→ What you need to do
Show all lines holding the string "Ženy".

BEGIN Information provided

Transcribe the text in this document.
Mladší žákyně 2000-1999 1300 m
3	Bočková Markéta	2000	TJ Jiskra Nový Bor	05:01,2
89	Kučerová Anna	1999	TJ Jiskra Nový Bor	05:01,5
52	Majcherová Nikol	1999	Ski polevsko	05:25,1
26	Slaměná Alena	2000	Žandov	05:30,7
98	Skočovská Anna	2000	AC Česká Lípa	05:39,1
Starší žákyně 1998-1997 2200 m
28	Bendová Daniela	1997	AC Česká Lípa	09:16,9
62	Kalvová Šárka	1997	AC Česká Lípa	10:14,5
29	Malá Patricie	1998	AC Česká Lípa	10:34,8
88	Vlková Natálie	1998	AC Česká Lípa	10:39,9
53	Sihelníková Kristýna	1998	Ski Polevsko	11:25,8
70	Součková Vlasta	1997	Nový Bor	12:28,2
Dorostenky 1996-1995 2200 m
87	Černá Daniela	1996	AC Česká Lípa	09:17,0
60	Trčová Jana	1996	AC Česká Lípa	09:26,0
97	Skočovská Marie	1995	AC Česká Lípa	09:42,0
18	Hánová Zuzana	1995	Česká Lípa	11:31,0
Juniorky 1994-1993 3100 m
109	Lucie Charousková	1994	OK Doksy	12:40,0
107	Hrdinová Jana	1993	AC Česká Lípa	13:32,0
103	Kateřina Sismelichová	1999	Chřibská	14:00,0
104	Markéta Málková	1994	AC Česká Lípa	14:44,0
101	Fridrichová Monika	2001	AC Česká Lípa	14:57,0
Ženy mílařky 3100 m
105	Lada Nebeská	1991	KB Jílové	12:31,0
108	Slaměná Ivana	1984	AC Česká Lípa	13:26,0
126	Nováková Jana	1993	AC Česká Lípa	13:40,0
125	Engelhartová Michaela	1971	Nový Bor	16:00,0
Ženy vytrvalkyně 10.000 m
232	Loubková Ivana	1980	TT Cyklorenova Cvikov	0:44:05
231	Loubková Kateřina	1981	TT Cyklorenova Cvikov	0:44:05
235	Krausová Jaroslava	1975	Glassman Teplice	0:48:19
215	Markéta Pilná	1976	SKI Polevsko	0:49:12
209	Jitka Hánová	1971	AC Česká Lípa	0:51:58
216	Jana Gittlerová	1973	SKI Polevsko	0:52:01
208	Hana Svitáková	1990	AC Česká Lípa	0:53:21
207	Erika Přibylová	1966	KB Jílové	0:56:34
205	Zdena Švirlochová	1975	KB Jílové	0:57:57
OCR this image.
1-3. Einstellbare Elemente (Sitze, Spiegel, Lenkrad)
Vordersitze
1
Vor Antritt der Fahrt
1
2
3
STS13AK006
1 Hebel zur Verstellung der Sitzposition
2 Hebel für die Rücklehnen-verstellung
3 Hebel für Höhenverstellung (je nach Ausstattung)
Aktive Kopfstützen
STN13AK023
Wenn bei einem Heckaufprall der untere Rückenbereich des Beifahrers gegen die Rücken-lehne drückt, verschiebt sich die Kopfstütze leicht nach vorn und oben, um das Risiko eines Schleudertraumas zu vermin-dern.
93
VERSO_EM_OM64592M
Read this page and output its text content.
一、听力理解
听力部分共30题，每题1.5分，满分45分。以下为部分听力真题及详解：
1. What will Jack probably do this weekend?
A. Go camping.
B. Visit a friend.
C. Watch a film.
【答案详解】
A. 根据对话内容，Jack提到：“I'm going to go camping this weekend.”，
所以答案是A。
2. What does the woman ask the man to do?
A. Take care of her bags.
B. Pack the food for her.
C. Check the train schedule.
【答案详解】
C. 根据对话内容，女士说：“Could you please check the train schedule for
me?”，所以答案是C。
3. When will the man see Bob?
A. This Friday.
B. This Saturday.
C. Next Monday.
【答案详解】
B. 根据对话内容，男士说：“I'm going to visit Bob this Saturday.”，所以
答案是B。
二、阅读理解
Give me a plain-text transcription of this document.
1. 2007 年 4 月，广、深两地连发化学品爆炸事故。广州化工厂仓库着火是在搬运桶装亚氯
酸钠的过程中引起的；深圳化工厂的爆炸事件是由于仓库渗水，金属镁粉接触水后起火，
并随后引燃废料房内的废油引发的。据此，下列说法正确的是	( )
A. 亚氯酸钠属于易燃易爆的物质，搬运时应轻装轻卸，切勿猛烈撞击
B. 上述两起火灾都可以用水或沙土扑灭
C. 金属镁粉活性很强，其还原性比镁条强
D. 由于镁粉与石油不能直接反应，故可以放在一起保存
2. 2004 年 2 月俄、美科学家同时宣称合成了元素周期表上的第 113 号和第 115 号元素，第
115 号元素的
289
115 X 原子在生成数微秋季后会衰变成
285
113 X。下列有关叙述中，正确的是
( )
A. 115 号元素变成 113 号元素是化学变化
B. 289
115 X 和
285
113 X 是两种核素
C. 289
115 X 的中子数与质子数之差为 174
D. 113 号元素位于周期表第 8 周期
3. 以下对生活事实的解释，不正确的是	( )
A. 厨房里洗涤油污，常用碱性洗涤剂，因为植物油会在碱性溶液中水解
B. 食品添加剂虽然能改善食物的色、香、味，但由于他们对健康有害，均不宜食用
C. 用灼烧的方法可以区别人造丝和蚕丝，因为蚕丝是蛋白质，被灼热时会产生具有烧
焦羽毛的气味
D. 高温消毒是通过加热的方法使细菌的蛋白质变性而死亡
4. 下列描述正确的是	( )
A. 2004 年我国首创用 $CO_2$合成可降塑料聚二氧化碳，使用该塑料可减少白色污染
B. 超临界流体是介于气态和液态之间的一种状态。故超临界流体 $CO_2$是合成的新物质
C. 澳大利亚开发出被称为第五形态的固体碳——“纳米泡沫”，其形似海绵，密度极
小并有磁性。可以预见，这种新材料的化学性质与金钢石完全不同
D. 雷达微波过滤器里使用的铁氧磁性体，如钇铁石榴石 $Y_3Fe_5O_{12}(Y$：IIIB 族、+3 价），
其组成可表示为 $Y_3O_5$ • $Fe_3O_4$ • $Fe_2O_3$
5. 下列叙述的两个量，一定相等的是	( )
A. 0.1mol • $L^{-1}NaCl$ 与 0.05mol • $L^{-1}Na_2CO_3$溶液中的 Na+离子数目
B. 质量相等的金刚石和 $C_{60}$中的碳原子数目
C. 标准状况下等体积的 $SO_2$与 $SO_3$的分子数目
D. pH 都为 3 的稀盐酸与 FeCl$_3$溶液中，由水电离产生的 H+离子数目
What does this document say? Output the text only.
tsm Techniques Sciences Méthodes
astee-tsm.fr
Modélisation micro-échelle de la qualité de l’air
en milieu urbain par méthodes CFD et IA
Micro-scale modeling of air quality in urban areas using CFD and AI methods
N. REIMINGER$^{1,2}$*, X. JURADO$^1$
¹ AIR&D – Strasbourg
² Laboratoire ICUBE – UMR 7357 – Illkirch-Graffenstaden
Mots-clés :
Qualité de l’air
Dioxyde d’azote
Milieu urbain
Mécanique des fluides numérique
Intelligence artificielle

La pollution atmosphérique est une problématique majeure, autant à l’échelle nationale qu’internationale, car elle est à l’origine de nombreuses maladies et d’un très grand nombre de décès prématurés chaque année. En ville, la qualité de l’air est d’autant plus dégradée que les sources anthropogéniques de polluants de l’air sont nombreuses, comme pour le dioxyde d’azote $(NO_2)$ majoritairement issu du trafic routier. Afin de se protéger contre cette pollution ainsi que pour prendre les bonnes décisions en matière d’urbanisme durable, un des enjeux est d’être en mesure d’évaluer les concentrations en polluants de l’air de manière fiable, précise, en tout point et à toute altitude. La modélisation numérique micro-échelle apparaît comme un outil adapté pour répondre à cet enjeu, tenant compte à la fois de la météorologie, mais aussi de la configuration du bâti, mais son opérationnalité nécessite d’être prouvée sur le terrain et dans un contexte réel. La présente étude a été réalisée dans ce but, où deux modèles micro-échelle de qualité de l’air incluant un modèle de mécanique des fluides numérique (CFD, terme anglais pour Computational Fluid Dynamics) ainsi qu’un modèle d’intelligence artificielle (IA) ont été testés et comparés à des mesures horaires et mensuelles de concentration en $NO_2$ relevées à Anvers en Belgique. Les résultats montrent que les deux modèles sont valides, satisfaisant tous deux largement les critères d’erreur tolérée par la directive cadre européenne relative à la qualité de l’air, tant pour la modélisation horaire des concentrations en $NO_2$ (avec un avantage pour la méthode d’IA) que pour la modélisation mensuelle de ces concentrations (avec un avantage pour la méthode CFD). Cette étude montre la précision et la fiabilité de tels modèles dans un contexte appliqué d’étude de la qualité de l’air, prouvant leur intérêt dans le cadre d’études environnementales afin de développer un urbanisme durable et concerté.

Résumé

END Information provided

→ Written answer
Ženy mílařky 3100 m
Ženy vytrvalkyně 10.000 m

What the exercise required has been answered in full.